- _Set problem_:
Transcribe the listing below word for word.

- _Data shown_:
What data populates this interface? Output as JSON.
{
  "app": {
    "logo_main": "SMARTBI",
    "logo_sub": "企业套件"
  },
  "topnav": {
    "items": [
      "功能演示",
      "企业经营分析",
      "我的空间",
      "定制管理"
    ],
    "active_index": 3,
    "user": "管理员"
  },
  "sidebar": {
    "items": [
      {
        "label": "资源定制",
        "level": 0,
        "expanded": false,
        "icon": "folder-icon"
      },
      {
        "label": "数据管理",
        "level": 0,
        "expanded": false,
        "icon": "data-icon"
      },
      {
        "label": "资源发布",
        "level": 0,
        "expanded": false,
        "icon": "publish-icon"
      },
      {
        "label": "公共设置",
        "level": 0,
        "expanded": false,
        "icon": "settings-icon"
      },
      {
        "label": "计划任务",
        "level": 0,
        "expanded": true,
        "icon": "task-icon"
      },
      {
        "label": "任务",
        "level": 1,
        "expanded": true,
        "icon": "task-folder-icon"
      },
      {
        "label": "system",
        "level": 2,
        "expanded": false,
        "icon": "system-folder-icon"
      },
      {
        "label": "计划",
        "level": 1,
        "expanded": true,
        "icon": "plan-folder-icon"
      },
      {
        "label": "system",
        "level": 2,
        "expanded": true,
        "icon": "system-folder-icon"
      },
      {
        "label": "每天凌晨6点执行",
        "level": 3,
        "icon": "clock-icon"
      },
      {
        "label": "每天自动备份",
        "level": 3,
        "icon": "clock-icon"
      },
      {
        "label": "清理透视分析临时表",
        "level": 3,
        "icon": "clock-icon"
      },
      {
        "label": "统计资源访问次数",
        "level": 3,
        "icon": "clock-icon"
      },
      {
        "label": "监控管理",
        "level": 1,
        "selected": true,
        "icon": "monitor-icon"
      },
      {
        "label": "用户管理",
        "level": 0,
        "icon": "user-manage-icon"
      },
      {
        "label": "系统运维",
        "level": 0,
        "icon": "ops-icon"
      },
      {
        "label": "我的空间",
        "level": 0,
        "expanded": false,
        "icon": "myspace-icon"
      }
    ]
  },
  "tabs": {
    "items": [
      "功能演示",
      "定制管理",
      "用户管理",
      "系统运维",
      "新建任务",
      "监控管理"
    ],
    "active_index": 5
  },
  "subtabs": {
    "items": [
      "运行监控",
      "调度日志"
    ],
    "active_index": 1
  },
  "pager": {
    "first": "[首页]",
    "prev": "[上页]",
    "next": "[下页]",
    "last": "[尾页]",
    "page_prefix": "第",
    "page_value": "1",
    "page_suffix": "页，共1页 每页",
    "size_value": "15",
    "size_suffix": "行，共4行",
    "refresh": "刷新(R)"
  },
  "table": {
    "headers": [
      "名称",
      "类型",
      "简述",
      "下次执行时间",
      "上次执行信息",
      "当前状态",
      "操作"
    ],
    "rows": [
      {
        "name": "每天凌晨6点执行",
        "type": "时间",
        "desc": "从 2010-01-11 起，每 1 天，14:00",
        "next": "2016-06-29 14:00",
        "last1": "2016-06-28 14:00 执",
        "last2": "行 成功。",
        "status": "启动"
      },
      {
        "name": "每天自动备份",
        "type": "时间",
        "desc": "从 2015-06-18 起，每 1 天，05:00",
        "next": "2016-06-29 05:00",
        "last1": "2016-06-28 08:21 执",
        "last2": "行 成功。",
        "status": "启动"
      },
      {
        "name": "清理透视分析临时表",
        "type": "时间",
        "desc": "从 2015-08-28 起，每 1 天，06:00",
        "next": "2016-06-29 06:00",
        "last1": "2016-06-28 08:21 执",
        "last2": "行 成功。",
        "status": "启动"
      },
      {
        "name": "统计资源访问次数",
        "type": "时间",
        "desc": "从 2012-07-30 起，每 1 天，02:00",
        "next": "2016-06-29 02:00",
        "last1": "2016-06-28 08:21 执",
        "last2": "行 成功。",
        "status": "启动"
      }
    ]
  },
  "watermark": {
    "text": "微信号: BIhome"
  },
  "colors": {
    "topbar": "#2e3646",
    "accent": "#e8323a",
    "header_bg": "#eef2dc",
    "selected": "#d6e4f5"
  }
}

- _Correct answer_:
What data populates this interface? Output as JSON.
{
  "app": {
    "logo_main": "SMARTBI",
    "logo_sub": "企业套件"
  },
  "topnav": {
    "items": [
      "功能演示",
      "企业经营分析",
      "我的空间",
      "定制管理"
    ],
    "active_index": 3,
    "user": "管理员"
  },
  "sidebar": {
    "items": [
      {
        "label": "资源定制",
        "level": 0,
        "expanded": false,
        "icon": "folder-icon"
      },
      {
        "label": "数据管理",
        "level": 0,
        "expanded": false,
        "icon": "data-icon"
      },
      {
        "label": "资源发布",
        "level": 0,
        "expanded": false,
        "icon": "publish-icon"
      },
      {
        "label": "公共设置",
        "level": 0,
        "expanded": false,
        "icon": "settings-icon"
      },
      {
        "label": "计划任务",
        "level": 0,
        "expanded": true,
        "icon": "task-icon"
      },
      {
        "label": "任务",
        "level": 1,
        "expanded": true,
        "icon": "task-folder-icon"
      },
      {
        "label": "system",
        "level": 2,
        "expanded": false,
        "icon": "system-folder-icon"
      },
      {
        "label": "计划",
        "level": 1,
        "expanded": true,
        "icon": "plan-folder-icon"
      },
      {
        "label": "system",
        "level": 2,
        "expanded": true,
        "icon": "system-folder-icon"
      },
      {
        "label": "每天凌晨6点执行",
        "level": 3,
        "icon": "clock-icon"
      },
      {
        "label": "每天自动备份",
        "level": 3,
        "icon": "clock-icon"
      },
      {
        "label": "清理透视分析临时表",
        "level": 3,
        "icon": "clock-icon"
      },
      {
        "label": "统计资源访问次数",
        "level": 3,
        "icon": "clock-icon"
      },
      {
        "label": "监控管理",
        "level": 1,
        "selected": true,
        "icon": "monitor-icon"
      },
      {
        "label": "用户管理",
        "level": 0,
        "icon": "user-manage-icon"
      },
      {
        "label": "系统运维",
        "level": 0,
        "icon": "ops-icon"
      },
      {
        "label": "我的空间",
        "level": 0,
        "expanded": false,
        "icon": "myspace-icon"
      }
    ]
  },
  "tabs": {
    "items": [
      "功能演示",
      "定制管理",
      "用户管理",
      "系统运维",
      "新建任务",
      "监控管理"
    ],
    "active_index": 5
  },
  "subtabs": {
    "items": [
      "运行监控",
      "调度日志"
    ],
    "active_index": 1
  },
  "pager": {
    "first": "[首页]",
    "prev": "[上页]",
    "next": "[下页]",
    "last": "[尾页]",
    "page_prefix": "第",
    "page_value": "1",
    "page_suffix": "页，共1页 每页",
    "size_value": "15",
    "size_suffix": "行，共4行",
    "refresh": "刷新(R)"
  },
  "table": {
    "headers": [
      "名称",
      "类型",
      "简述",
      "下次执行时间",
      "上次执行信息",
      "当前状态",
      "操作"
    ],
    "rows": [
      {
        "name": "每天凌晨6点执行",
        "type": "时间",
        "desc": "从 2010-01-11 起，每 1 天，14:00",
        "next": "2016-06-29 14:00",
        "last1": "2016-06-28 14:00 执",
        "last2": "行 成功。",
        "status": "启动"
      },
      {
        "name": "每天自动备份",
        "type": "时间",
        "desc": "从 2015-06-18 起，每 1 天，05:00",
        "next": "2016-06-29 05:00",
        "last1": "2016-06-28 08:21 执",
        "last2": "行 成功。",
        "status": "启动"
      },
      {
        "name": "清理透视分析临时表",
        "type": "时间",
        "desc": "从 2015-08-28 起，每 1 天，06:00",
        "next": "2016-06-29 06:00",
        "last1": "2016-06-28 08:21 执",
        "last2": "行 成功。",
        "status": "启动"
      },
      {
        "name": "统计资源访问次数",
        "type": "时间",
        "desc": "从 2012-07-30 起，每 1 天，02:00",
        "next": "2016-06-29 02:00",
        "last1": "2016-06-28 08:21 执",
        "last2": "行 成功。",
        "status": "启动"
      }
    ]
  },
  "watermark": {
    "text": "微信号: BIhome"
  },
  "colors": {
    "topbar": "#2e3646",
    "accent": "#e8323a",
    "header_bg": "#eef2dc",
    "selected": "#d6e4f5"
  }
}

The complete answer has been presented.